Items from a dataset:
● ● ● ● ● ● ●
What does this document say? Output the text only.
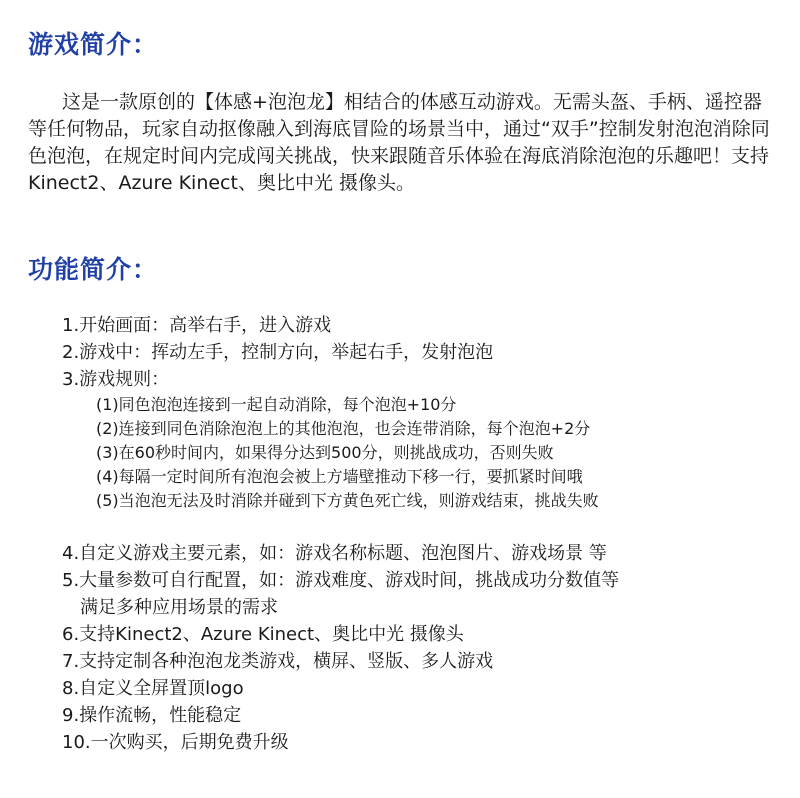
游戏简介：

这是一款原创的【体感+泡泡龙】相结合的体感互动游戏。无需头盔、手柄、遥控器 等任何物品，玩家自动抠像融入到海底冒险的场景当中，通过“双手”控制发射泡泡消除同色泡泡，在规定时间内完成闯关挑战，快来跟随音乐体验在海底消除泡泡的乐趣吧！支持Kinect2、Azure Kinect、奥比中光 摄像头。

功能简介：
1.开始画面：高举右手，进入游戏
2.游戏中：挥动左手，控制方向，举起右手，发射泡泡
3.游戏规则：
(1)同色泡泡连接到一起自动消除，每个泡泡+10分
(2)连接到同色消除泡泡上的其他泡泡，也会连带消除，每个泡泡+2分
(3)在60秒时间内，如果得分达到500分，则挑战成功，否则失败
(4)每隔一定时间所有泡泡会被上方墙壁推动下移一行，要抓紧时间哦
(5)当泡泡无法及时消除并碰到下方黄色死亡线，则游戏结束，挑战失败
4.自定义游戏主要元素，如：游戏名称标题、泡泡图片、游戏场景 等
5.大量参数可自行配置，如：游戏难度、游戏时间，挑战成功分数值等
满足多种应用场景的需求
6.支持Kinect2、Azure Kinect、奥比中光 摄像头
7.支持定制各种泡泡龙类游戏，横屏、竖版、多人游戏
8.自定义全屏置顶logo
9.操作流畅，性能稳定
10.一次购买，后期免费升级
● ● ● ● ● ● ●
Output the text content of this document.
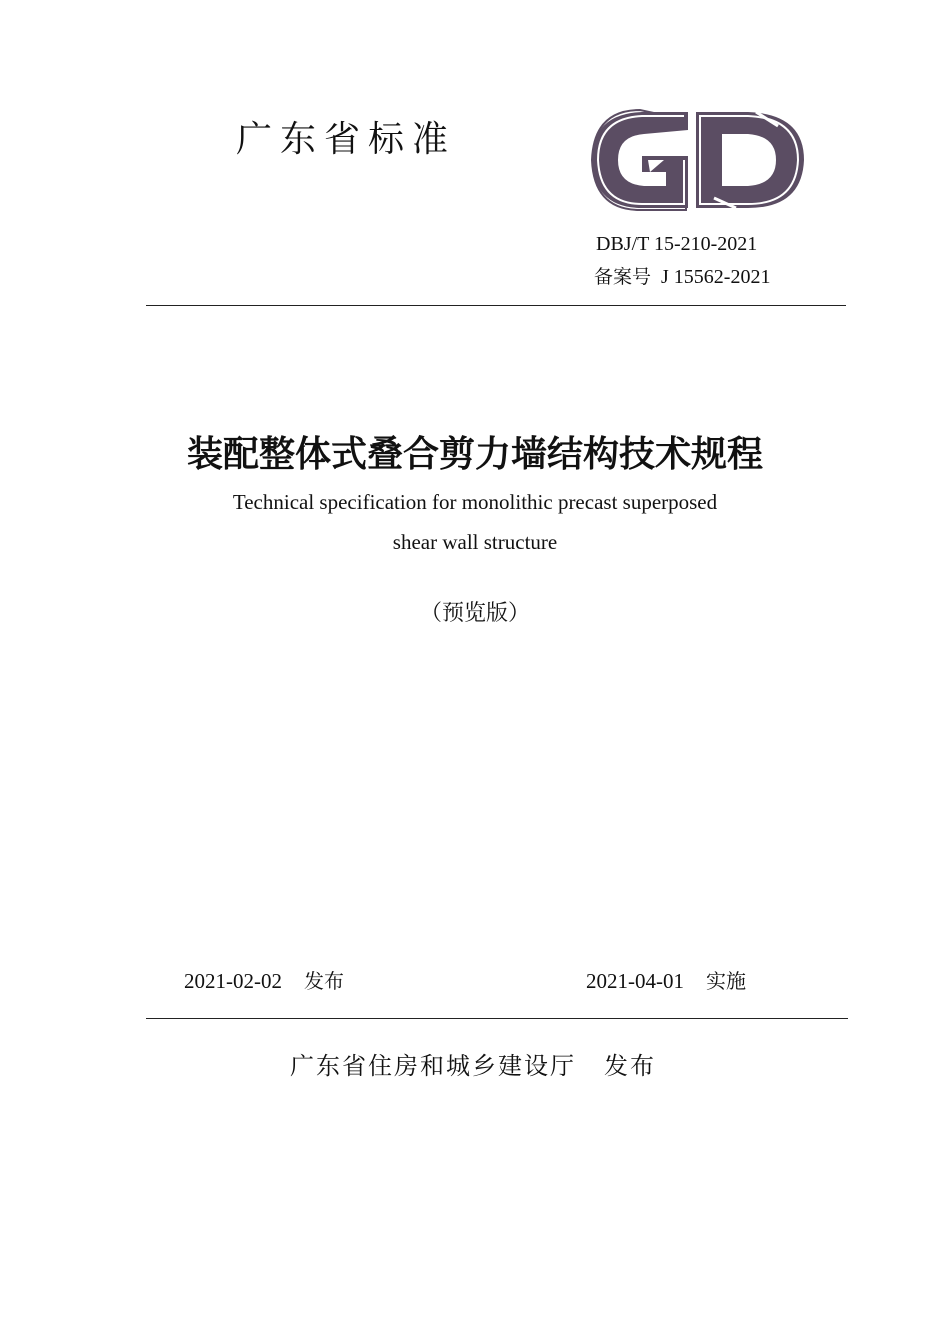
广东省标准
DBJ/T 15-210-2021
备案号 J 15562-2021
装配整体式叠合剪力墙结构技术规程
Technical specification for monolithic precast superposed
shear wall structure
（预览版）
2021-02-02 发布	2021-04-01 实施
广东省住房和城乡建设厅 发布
● ● ● ● ● ● ●
__Written task__: Using the listing above, pull out all lines that hold the word "Output".

__Exercise solution__:
What does this document say? Output the text only.
Output the text content of this document.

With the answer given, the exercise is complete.